== What to produce ==
Show all lines of the listing that hold the word "Ltda".

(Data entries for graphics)
^^^^^^^^^^^^^^^^
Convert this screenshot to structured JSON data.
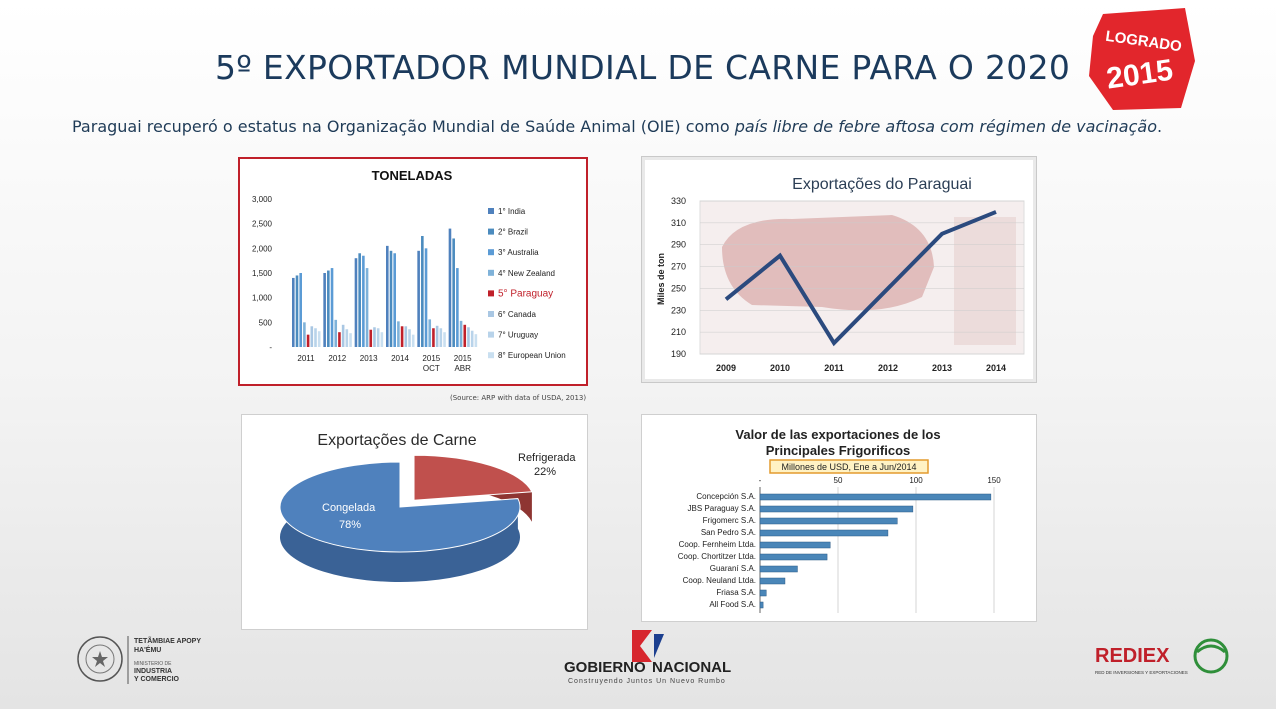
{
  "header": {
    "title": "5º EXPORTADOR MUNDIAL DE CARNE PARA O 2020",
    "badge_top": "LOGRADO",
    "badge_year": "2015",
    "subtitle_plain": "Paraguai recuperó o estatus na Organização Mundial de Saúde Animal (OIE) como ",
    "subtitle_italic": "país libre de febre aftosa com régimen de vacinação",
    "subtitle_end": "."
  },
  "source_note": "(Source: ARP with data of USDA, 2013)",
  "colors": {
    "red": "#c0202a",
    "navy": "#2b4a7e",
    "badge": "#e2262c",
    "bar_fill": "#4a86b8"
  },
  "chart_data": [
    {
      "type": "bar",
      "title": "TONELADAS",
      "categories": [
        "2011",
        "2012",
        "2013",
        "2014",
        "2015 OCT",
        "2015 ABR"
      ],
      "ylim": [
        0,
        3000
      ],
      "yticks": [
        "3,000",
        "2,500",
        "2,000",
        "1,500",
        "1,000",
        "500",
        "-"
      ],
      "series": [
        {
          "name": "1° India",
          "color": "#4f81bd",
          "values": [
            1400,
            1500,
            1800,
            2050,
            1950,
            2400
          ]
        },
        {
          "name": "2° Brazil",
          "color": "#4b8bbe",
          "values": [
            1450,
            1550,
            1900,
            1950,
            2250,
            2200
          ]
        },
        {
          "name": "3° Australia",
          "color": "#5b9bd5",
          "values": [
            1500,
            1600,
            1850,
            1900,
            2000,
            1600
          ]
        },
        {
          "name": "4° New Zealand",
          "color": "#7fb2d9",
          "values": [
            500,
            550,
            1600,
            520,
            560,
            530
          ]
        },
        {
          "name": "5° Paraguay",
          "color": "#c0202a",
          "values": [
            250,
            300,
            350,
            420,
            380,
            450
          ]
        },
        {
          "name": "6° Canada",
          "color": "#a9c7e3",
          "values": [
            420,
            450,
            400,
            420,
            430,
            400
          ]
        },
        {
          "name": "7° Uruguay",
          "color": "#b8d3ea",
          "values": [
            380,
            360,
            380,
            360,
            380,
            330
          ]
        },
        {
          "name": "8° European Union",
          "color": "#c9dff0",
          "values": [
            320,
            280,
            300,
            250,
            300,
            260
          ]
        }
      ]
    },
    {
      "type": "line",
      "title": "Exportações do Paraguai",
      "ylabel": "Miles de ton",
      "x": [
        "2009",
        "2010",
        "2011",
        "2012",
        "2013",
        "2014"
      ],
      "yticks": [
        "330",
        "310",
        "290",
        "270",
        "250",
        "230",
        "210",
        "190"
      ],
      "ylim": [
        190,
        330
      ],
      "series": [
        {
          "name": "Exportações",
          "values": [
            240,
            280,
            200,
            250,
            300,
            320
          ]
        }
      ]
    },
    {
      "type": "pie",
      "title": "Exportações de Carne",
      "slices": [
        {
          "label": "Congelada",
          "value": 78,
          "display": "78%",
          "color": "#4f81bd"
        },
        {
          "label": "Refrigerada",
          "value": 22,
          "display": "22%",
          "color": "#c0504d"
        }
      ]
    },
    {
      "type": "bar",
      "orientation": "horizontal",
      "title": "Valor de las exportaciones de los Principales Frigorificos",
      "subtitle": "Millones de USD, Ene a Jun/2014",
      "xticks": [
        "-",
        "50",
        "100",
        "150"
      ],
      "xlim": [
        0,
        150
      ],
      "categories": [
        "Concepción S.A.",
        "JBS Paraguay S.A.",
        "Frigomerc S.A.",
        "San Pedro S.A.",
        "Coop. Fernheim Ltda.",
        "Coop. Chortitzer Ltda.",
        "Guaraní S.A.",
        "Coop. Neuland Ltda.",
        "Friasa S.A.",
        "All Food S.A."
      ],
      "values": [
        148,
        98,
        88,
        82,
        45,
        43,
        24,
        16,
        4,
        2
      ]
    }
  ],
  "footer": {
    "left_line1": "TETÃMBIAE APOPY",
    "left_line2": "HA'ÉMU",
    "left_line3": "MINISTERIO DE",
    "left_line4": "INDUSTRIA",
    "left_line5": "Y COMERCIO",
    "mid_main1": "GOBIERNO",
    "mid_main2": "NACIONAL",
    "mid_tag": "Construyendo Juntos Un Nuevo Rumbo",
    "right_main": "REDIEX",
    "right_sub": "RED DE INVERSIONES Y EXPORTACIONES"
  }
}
^^^^^^^^^^^^^^^^
== Full output ==
        "Coop. Fernheim Ltda.",
        "Coop. Chortitzer Ltda.",
        "Coop. Neuland Ltda.",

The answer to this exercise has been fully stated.